> [Work to be completed]:
Render the material again word for word, skipping the pictures in it.
#####
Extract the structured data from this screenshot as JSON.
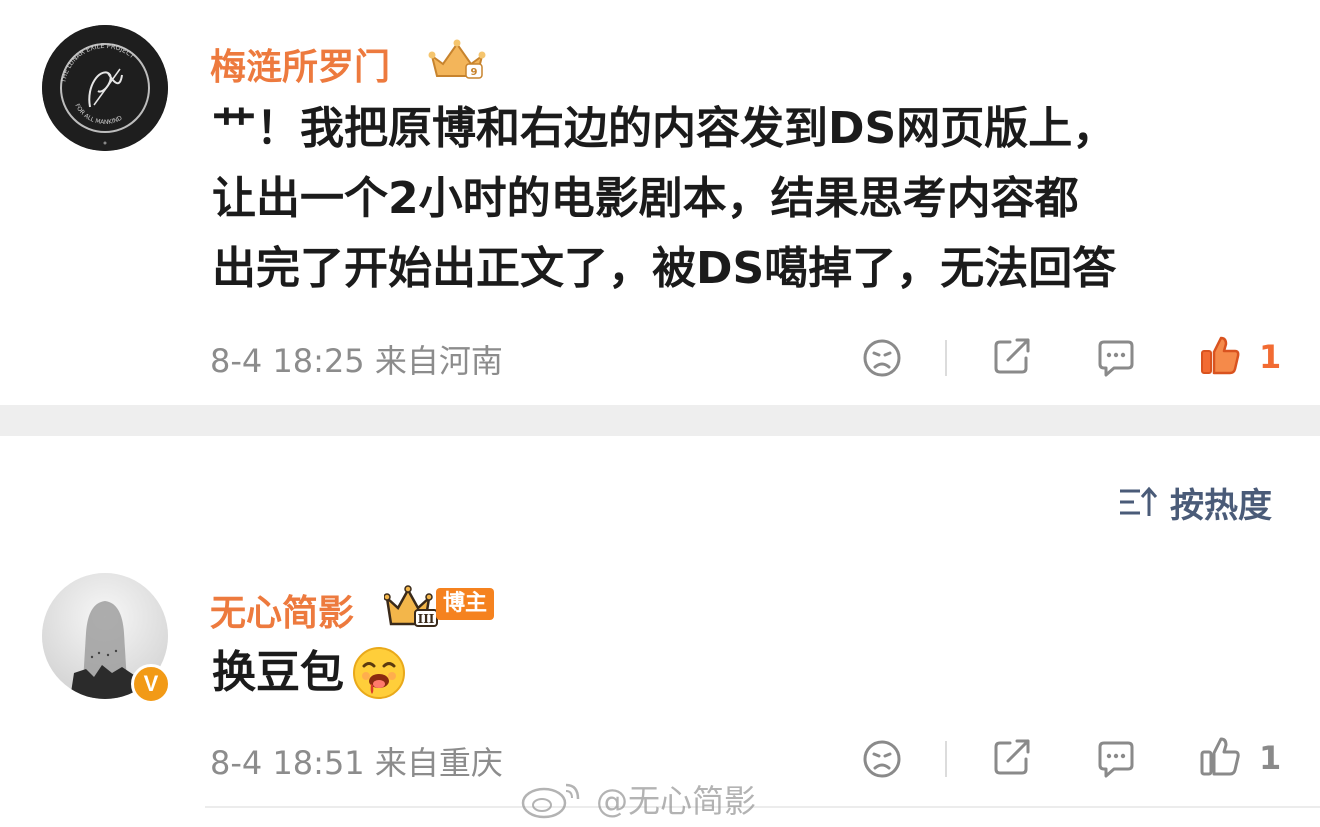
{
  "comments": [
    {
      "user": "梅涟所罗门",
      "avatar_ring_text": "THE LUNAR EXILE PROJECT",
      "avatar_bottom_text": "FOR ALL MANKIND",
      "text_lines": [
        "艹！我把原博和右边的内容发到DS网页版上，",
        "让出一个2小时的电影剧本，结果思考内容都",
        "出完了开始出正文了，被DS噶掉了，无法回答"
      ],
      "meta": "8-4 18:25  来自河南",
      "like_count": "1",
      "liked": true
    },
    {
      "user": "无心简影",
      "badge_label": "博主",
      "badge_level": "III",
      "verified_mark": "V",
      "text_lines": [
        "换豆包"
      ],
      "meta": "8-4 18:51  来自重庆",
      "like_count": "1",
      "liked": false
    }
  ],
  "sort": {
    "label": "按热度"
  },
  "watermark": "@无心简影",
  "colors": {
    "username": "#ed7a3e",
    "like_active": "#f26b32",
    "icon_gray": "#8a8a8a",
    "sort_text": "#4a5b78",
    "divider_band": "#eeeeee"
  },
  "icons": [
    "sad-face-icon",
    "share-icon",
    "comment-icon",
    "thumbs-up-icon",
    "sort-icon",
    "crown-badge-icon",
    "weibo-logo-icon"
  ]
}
#####
> [Answer to this problem]:
Extract the structured data from this screenshot as JSON.
{
  "comments": [
    {
      "user": "梅涟所罗门",
      "avatar_ring_text": "THE LUNAR EXILE PROJECT",
      "avatar_bottom_text": "FOR ALL MANKIND",
      "text_lines": [
        "艹！我把原博和右边的内容发到DS网页版上，",
        "让出一个2小时的电影剧本，结果思考内容都",
        "出完了开始出正文了，被DS噶掉了，无法回答"
      ],
      "meta": "8-4 18:25  来自河南",
      "like_count": "1",
      "liked": true
    },
    {
      "user": "无心简影",
      "badge_label": "博主",
      "badge_level": "III",
      "verified_mark": "V",
      "text_lines": [
        "换豆包"
      ],
      "meta": "8-4 18:51  来自重庆",
      "like_count": "1",
      "liked": false
    }
  ],
  "sort": {
    "label": "按热度"
  },
  "watermark": "@无心简影",
  "colors": {
    "username": "#ed7a3e",
    "like_active": "#f26b32",
    "icon_gray": "#8a8a8a",
    "sort_text": "#4a5b78",
    "divider_band": "#eeeeee"
  },
  "icons": [
    "sad-face-icon",
    "share-icon",
    "comment-icon",
    "thumbs-up-icon",
    "sort-icon",
    "crown-badge-icon",
    "weibo-logo-icon"
  ]
}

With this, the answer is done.